_Exercise task_
Quote each line of the material verbatim, without the pictures.

[Stored data start]

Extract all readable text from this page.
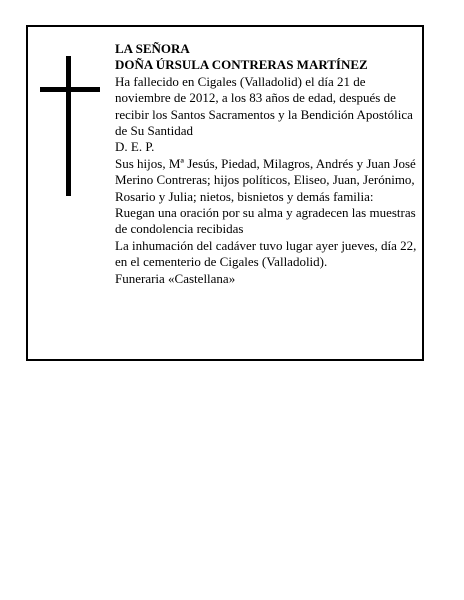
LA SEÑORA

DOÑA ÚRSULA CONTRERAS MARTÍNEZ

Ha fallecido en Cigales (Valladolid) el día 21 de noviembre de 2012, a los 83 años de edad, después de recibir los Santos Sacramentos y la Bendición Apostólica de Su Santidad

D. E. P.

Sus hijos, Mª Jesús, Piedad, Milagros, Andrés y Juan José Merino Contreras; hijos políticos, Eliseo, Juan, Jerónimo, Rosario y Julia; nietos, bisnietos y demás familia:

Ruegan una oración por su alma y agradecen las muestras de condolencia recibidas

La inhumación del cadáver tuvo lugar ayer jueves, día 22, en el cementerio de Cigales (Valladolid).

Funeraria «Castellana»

[Stored data end]

_Solved exercise_
Extract all readable text from this page.
LA SEÑORA

DOÑA ÚRSULA CONTRERAS MARTÍNEZ

Ha fallecido en Cigales (Valladolid) el día 21 de noviembre de 2012, a los 83 años de edad, después de recibir los Santos Sacramentos y la Bendición Apostólica de Su Santidad

D. E. P.

Sus hijos, Mª Jesús, Piedad, Milagros, Andrés y Juan José Merino Contreras; hijos políticos, Eliseo, Juan, Jerónimo, Rosario y Julia; nietos, bisnietos y demás familia:

Ruegan una oración por su alma y agradecen las muestras de condolencia recibidas

La inhumación del cadáver tuvo lugar ayer jueves, día 22, en el cementerio de Cigales (Valladolid).

Funeraria «Castellana»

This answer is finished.